(What you are asked to do)
Exactly as written, quote every line that follows, skipping the images.
+++ Records supplied
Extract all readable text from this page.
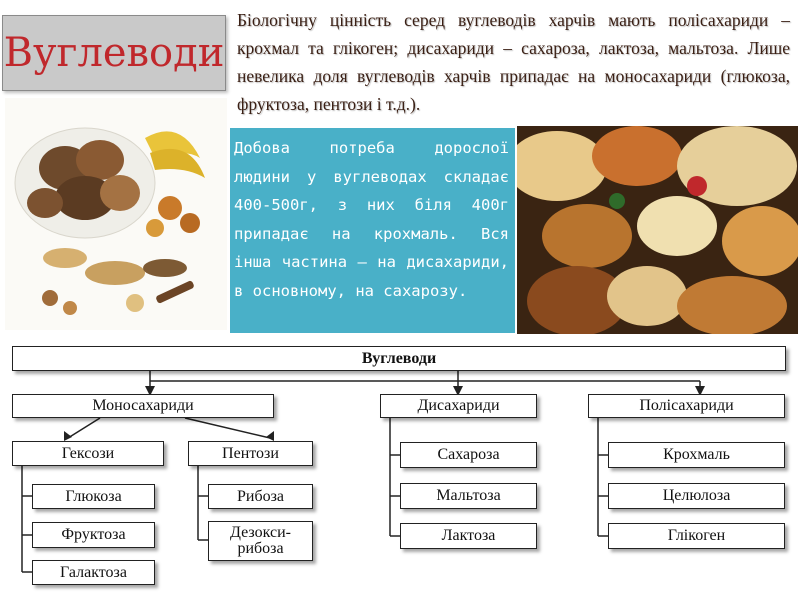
Вуглеводи

Біологічну цінність серед вуглеводів харчів мають полісахариди – крохмал та глікоген; дисахариди – сахароза, лактоза, мальтоза. Лише невелика доля вуглеводів харчів припадає на моносахариди (глюкоза, фруктоза, пентози і т.д.).

Добова потреба дорослої людини у вуглеводах складає 400-500г, з них біля 400г припадає на крохмаль. Вся інша частина – на дисахариди, в основному, на сахарозу.

Вуглеводи
Моносахариди	Дисахариди	Полісахариди
Гексози	Пентози
Глюкоза
Фруктоза
Галактоза
Рибоза
Дезокси-рибоза
Сахароза
Мальтоза
Лактоза
Крохмаль
Целюлоза
Глікоген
++++++
(Answer to the problem)
Extract all readable text from this page.
Вуглеводи

Біологічну цінність серед вуглеводів харчів мають полісахариди – крохмал та глікоген; дисахариди – сахароза, лактоза, мальтоза. Лише невелика доля вуглеводів харчів припадає на моносахариди (глюкоза, фруктоза, пентози і т.д.).

Добова потреба дорослої людини у вуглеводах складає 400-500г, з них біля 400г припадає на крохмаль. Вся інша частина – на дисахариди, в основному, на сахарозу.

Вуглеводи
Моносахариди	Дисахариди	Полісахариди
Гексози	Пентози
Глюкоза
Фруктоза
Галактоза
Рибоза
Дезокси-рибоза
Сахароза
Мальтоза
Лактоза
Крохмаль
Целюлоза
Глікоген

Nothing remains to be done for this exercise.